**OBJECTIVE**
Write out each line of the listing as it stands, without the images.

**Dataset rows about figures**
◇ ◇ ◇ ◇
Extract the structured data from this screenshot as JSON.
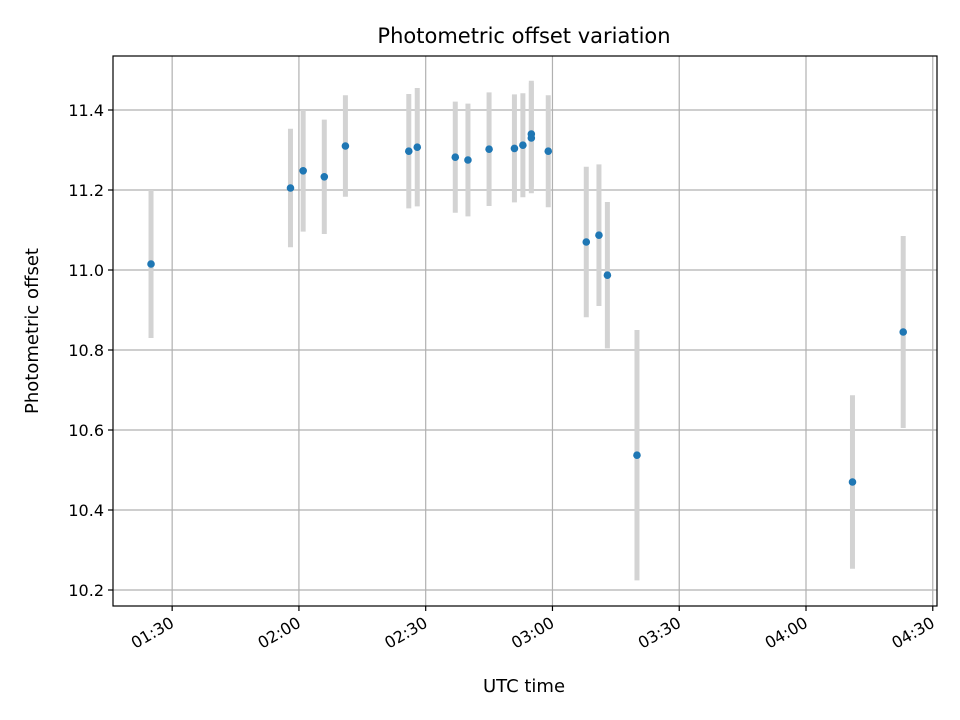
{
  "chart_data": {
    "type": "scatter",
    "title": "Photometric offset variation",
    "xlabel": "UTC time",
    "ylabel": "Photometric offset",
    "grid": true,
    "error_bars": true,
    "point_color": "#1f77b4",
    "errorbar_color": "#d3d3d3",
    "x_ticks": [
      "01:30",
      "02:00",
      "02:30",
      "03:00",
      "03:30",
      "04:00",
      "04:30"
    ],
    "y_ticks": [
      "10.2",
      "10.4",
      "10.6",
      "10.8",
      "11.0",
      "11.2",
      "11.4"
    ],
    "xlim": [
      "01:16",
      "04:31"
    ],
    "ylim": [
      10.16,
      11.535
    ],
    "points": [
      {
        "x": "01:25",
        "y": 11.015,
        "err": 0.185
      },
      {
        "x": "01:58",
        "y": 11.205,
        "err": 0.148
      },
      {
        "x": "02:01",
        "y": 11.248,
        "err": 0.152
      },
      {
        "x": "02:06",
        "y": 11.233,
        "err": 0.143
      },
      {
        "x": "02:11",
        "y": 11.31,
        "err": 0.127
      },
      {
        "x": "02:26",
        "y": 11.297,
        "err": 0.143
      },
      {
        "x": "02:28",
        "y": 11.307,
        "err": 0.148
      },
      {
        "x": "02:37",
        "y": 11.282,
        "err": 0.139
      },
      {
        "x": "02:40",
        "y": 11.275,
        "err": 0.141
      },
      {
        "x": "02:45",
        "y": 11.302,
        "err": 0.142
      },
      {
        "x": "02:51",
        "y": 11.304,
        "err": 0.135
      },
      {
        "x": "02:53",
        "y": 11.312,
        "err": 0.13
      },
      {
        "x": "02:55",
        "y": 11.34,
        "err": 0.133
      },
      {
        "x": "02:55",
        "y": 11.33,
        "err": 0.138
      },
      {
        "x": "02:59",
        "y": 11.297,
        "err": 0.14
      },
      {
        "x": "03:08",
        "y": 11.07,
        "err": 0.188
      },
      {
        "x": "03:11",
        "y": 11.087,
        "err": 0.177
      },
      {
        "x": "03:13",
        "y": 10.987,
        "err": 0.183
      },
      {
        "x": "03:20",
        "y": 10.537,
        "err": 0.313
      },
      {
        "x": "04:11",
        "y": 10.47,
        "err": 0.217
      },
      {
        "x": "04:23",
        "y": 10.845,
        "err": 0.24
      }
    ]
  }
}
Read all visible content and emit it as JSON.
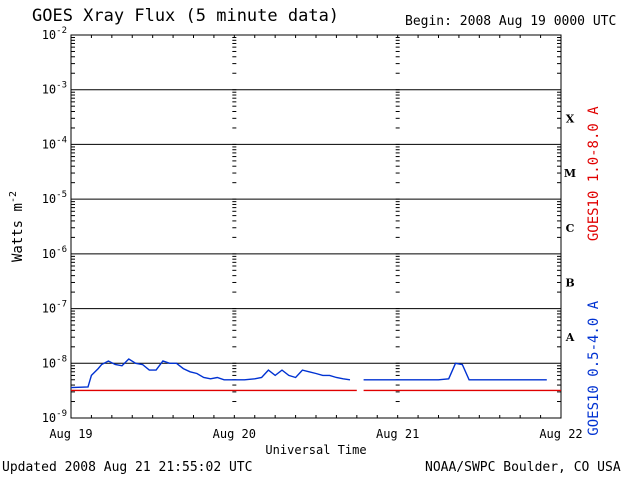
{
  "header": {
    "title": "GOES Xray Flux (5 minute data)",
    "begin": "Begin:  2008 Aug 19 0000 UTC"
  },
  "footer": {
    "updated": "Updated 2008 Aug 21 21:55:02 UTC",
    "credit": "NOAA/SWPC Boulder, CO USA"
  },
  "colors": {
    "long_channel": "#e00000",
    "short_channel": "#0032d2",
    "axis": "#000000"
  },
  "chart_data": {
    "type": "line",
    "title": "GOES Xray Flux (5 minute data)",
    "xlabel": "Universal Time",
    "ylabel": "Watts m",
    "ylabel_sup": "-2",
    "yscale": "log",
    "ylim": [
      1e-09,
      0.01
    ],
    "xlim": [
      "2008-08-19 00:00",
      "2008-08-22 00:00"
    ],
    "grid": true,
    "x_ticks": [
      "Aug 19",
      "Aug 20",
      "Aug 21",
      "Aug 22"
    ],
    "y_ticks": [
      {
        "base": "10",
        "exp": "-9",
        "value": 1e-09
      },
      {
        "base": "10",
        "exp": "-8",
        "value": 1e-08
      },
      {
        "base": "10",
        "exp": "-7",
        "value": 1e-07
      },
      {
        "base": "10",
        "exp": "-6",
        "value": 1e-06
      },
      {
        "base": "10",
        "exp": "-5",
        "value": 1e-05
      },
      {
        "base": "10",
        "exp": "-4",
        "value": 0.0001
      },
      {
        "base": "10",
        "exp": "-3",
        "value": 0.001
      },
      {
        "base": "10",
        "exp": "-2",
        "value": 0.01
      }
    ],
    "flare_classes": [
      {
        "label": "A",
        "value": 3e-08
      },
      {
        "label": "B",
        "value": 3e-07
      },
      {
        "label": "C",
        "value": 3e-06
      },
      {
        "label": "M",
        "value": 3e-05
      },
      {
        "label": "X",
        "value": 0.0003
      }
    ],
    "series": [
      {
        "name": "GOES10 1.0-8.0 A",
        "color": "#e00000",
        "segments": [
          {
            "x": [
              "2008-08-19 00:00",
              "2008-08-20 18:00"
            ],
            "y": [
              3.2e-09,
              3.2e-09
            ]
          },
          {
            "x": [
              "2008-08-20 19:00",
              "2008-08-22 00:00"
            ],
            "y": [
              3.2e-09,
              3.2e-09
            ]
          }
        ]
      },
      {
        "name": "GOES10 0.5-4.0 A",
        "color": "#0032d2",
        "segments": [
          {
            "x": [
              "2008-08-19 00:00",
              "2008-08-19 02:30",
              "2008-08-19 03:00",
              "2008-08-19 04:00",
              "2008-08-19 04:30",
              "2008-08-19 05:30",
              "2008-08-19 06:30",
              "2008-08-19 07:30",
              "2008-08-19 08:30",
              "2008-08-19 09:30",
              "2008-08-19 10:30",
              "2008-08-19 11:30",
              "2008-08-19 12:30",
              "2008-08-19 13:30",
              "2008-08-19 14:30",
              "2008-08-19 15:30",
              "2008-08-19 16:30",
              "2008-08-19 17:30",
              "2008-08-19 18:30",
              "2008-08-19 19:30",
              "2008-08-19 20:30",
              "2008-08-19 21:30",
              "2008-08-19 22:30",
              "2008-08-20 00:00",
              "2008-08-20 01:30",
              "2008-08-20 03:00",
              "2008-08-20 04:00",
              "2008-08-20 05:00",
              "2008-08-20 06:00",
              "2008-08-20 07:00",
              "2008-08-20 08:00",
              "2008-08-20 09:00",
              "2008-08-20 10:00",
              "2008-08-20 11:00",
              "2008-08-20 12:00",
              "2008-08-20 13:00",
              "2008-08-20 14:00",
              "2008-08-20 15:00",
              "2008-08-20 16:00",
              "2008-08-20 17:00"
            ],
            "y": [
              3.6e-09,
              3.7e-09,
              6e-09,
              8e-09,
              9.5e-09,
              1.1e-08,
              9.5e-09,
              9e-09,
              1.2e-08,
              1e-08,
              9.5e-09,
              7.5e-09,
              7.5e-09,
              1.1e-08,
              1e-08,
              1e-08,
              8e-09,
              7e-09,
              6.5e-09,
              5.5e-09,
              5.2e-09,
              5.5e-09,
              5e-09,
              5e-09,
              5e-09,
              5.2e-09,
              5.5e-09,
              7.5e-09,
              6e-09,
              7.5e-09,
              6e-09,
              5.5e-09,
              7.5e-09,
              7e-09,
              6.5e-09,
              6e-09,
              6e-09,
              5.5e-09,
              5.2e-09,
              5e-09
            ]
          },
          {
            "x": [
              "2008-08-20 19:00",
              "2008-08-21 00:00",
              "2008-08-21 03:00",
              "2008-08-21 06:00",
              "2008-08-21 07:30",
              "2008-08-21 08:30",
              "2008-08-21 09:30",
              "2008-08-21 10:30",
              "2008-08-21 12:00",
              "2008-08-21 15:00",
              "2008-08-21 18:00",
              "2008-08-21 21:55"
            ],
            "y": [
              5e-09,
              5e-09,
              5e-09,
              5e-09,
              5.2e-09,
              1e-08,
              9.5e-09,
              5e-09,
              5e-09,
              5e-09,
              5e-09,
              5e-09
            ]
          }
        ]
      }
    ]
  }
}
◇ ◇ ◇ ◇
**TASK OUTPUT**
Extract the structured data from this screenshot as JSON.
{
  "chart_data": {
    "type": "scatter",
    "title": "Photometric offset variation",
    "xlabel": "UTC time",
    "ylabel": "Photometric offset",
    "grid": true,
    "error_bars": true,
    "point_color": "#1f77b4",
    "errorbar_color": "#d3d3d3",
    "x_ticks": [
      "01:30",
      "02:00",
      "02:30",
      "03:00",
      "03:30",
      "04:00",
      "04:30"
    ],
    "y_ticks": [
      "10.2",
      "10.4",
      "10.6",
      "10.8",
      "11.0",
      "11.2",
      "11.4"
    ],
    "xlim": [
      "01:16",
      "04:31"
    ],
    "ylim": [
      10.16,
      11.535
    ],
    "points": [
      {
        "x": "01:25",
        "y": 11.015,
        "err": 0.185
      },
      {
        "x": "01:58",
        "y": 11.205,
        "err": 0.148
      },
      {
        "x": "02:01",
        "y": 11.248,
        "err": 0.152
      },
      {
        "x": "02:06",
        "y": 11.233,
        "err": 0.143
      },
      {
        "x": "02:11",
        "y": 11.31,
        "err": 0.127
      },
      {
        "x": "02:26",
        "y": 11.297,
        "err": 0.143
      },
      {
        "x": "02:28",
        "y": 11.307,
        "err": 0.148
      },
      {
        "x": "02:37",
        "y": 11.282,
        "err": 0.139
      },
      {
        "x": "02:40",
        "y": 11.275,
        "err": 0.141
      },
      {
        "x": "02:45",
        "y": 11.302,
        "err": 0.142
      },
      {
        "x": "02:51",
        "y": 11.304,
        "err": 0.135
      },
      {
        "x": "02:53",
        "y": 11.312,
        "err": 0.13
      },
      {
        "x": "02:55",
        "y": 11.34,
        "err": 0.133
      },
      {
        "x": "02:55",
        "y": 11.33,
        "err": 0.138
      },
      {
        "x": "02:59",
        "y": 11.297,
        "err": 0.14
      },
      {
        "x": "03:08",
        "y": 11.07,
        "err": 0.188
      },
      {
        "x": "03:11",
        "y": 11.087,
        "err": 0.177
      },
      {
        "x": "03:13",
        "y": 10.987,
        "err": 0.183
      },
      {
        "x": "03:20",
        "y": 10.537,
        "err": 0.313
      },
      {
        "x": "04:11",
        "y": 10.47,
        "err": 0.217
      },
      {
        "x": "04:23",
        "y": 10.845,
        "err": 0.24
      }
    ]
  }
}
Read all visible content and emit it as JSON.
{
  "header": {
    "title": "GOES Xray Flux (5 minute data)",
    "begin": "Begin:  2008 Aug 19 0000 UTC"
  },
  "footer": {
    "updated": "Updated 2008 Aug 21 21:55:02 UTC",
    "credit": "NOAA/SWPC Boulder, CO USA"
  },
  "colors": {
    "long_channel": "#e00000",
    "short_channel": "#0032d2",
    "axis": "#000000"
  },
  "chart_data": {
    "type": "line",
    "title": "GOES Xray Flux (5 minute data)",
    "xlabel": "Universal Time",
    "ylabel": "Watts m",
    "ylabel_sup": "-2",
    "yscale": "log",
    "ylim": [
      1e-09,
      0.01
    ],
    "xlim": [
      "2008-08-19 00:00",
      "2008-08-22 00:00"
    ],
    "grid": true,
    "x_ticks": [
      "Aug 19",
      "Aug 20",
      "Aug 21",
      "Aug 22"
    ],
    "y_ticks": [
      {
        "base": "10",
        "exp": "-9",
        "value": 1e-09
      },
      {
        "base": "10",
        "exp": "-8",
        "value": 1e-08
      },
      {
        "base": "10",
        "exp": "-7",
        "value": 1e-07
      },
      {
        "base": "10",
        "exp": "-6",
        "value": 1e-06
      },
      {
        "base": "10",
        "exp": "-5",
        "value": 1e-05
      },
      {
        "base": "10",
        "exp": "-4",
        "value": 0.0001
      },
      {
        "base": "10",
        "exp": "-3",
        "value": 0.001
      },
      {
        "base": "10",
        "exp": "-2",
        "value": 0.01
      }
    ],
    "flare_classes": [
      {
        "label": "A",
        "value": 3e-08
      },
      {
        "label": "B",
        "value": 3e-07
      },
      {
        "label": "C",
        "value": 3e-06
      },
      {
        "label": "M",
        "value": 3e-05
      },
      {
        "label": "X",
        "value": 0.0003
      }
    ],
    "series": [
      {
        "name": "GOES10 1.0-8.0 A",
        "color": "#e00000",
        "segments": [
          {
            "x": [
              "2008-08-19 00:00",
              "2008-08-20 18:00"
            ],
            "y": [
              3.2e-09,
              3.2e-09
            ]
          },
          {
            "x": [
              "2008-08-20 19:00",
              "2008-08-22 00:00"
            ],
            "y": [
              3.2e-09,
              3.2e-09
            ]
          }
        ]
      },
      {
        "name": "GOES10 0.5-4.0 A",
        "color": "#0032d2",
        "segments": [
          {
            "x": [
              "2008-08-19 00:00",
              "2008-08-19 02:30",
              "2008-08-19 03:00",
              "2008-08-19 04:00",
              "2008-08-19 04:30",
              "2008-08-19 05:30",
              "2008-08-19 06:30",
              "2008-08-19 07:30",
              "2008-08-19 08:30",
              "2008-08-19 09:30",
              "2008-08-19 10:30",
              "2008-08-19 11:30",
              "2008-08-19 12:30",
              "2008-08-19 13:30",
              "2008-08-19 14:30",
              "2008-08-19 15:30",
              "2008-08-19 16:30",
              "2008-08-19 17:30",
              "2008-08-19 18:30",
              "2008-08-19 19:30",
              "2008-08-19 20:30",
              "2008-08-19 21:30",
              "2008-08-19 22:30",
              "2008-08-20 00:00",
              "2008-08-20 01:30",
              "2008-08-20 03:00",
              "2008-08-20 04:00",
              "2008-08-20 05:00",
              "2008-08-20 06:00",
              "2008-08-20 07:00",
              "2008-08-20 08:00",
              "2008-08-20 09:00",
              "2008-08-20 10:00",
              "2008-08-20 11:00",
              "2008-08-20 12:00",
              "2008-08-20 13:00",
              "2008-08-20 14:00",
              "2008-08-20 15:00",
              "2008-08-20 16:00",
              "2008-08-20 17:00"
            ],
            "y": [
              3.6e-09,
              3.7e-09,
              6e-09,
              8e-09,
              9.5e-09,
              1.1e-08,
              9.5e-09,
              9e-09,
              1.2e-08,
              1e-08,
              9.5e-09,
              7.5e-09,
              7.5e-09,
              1.1e-08,
              1e-08,
              1e-08,
              8e-09,
              7e-09,
              6.5e-09,
              5.5e-09,
              5.2e-09,
              5.5e-09,
              5e-09,
              5e-09,
              5e-09,
              5.2e-09,
              5.5e-09,
              7.5e-09,
              6e-09,
              7.5e-09,
              6e-09,
              5.5e-09,
              7.5e-09,
              7e-09,
              6.5e-09,
              6e-09,
              6e-09,
              5.5e-09,
              5.2e-09,
              5e-09
            ]
          },
          {
            "x": [
              "2008-08-20 19:00",
              "2008-08-21 00:00",
              "2008-08-21 03:00",
              "2008-08-21 06:00",
              "2008-08-21 07:30",
              "2008-08-21 08:30",
              "2008-08-21 09:30",
              "2008-08-21 10:30",
              "2008-08-21 12:00",
              "2008-08-21 15:00",
              "2008-08-21 18:00",
              "2008-08-21 21:55"
            ],
            "y": [
              5e-09,
              5e-09,
              5e-09,
              5e-09,
              5.2e-09,
              1e-08,
              9.5e-09,
              5e-09,
              5e-09,
              5e-09,
              5e-09,
              5e-09
            ]
          }
        ]
      }
    ]
  }
}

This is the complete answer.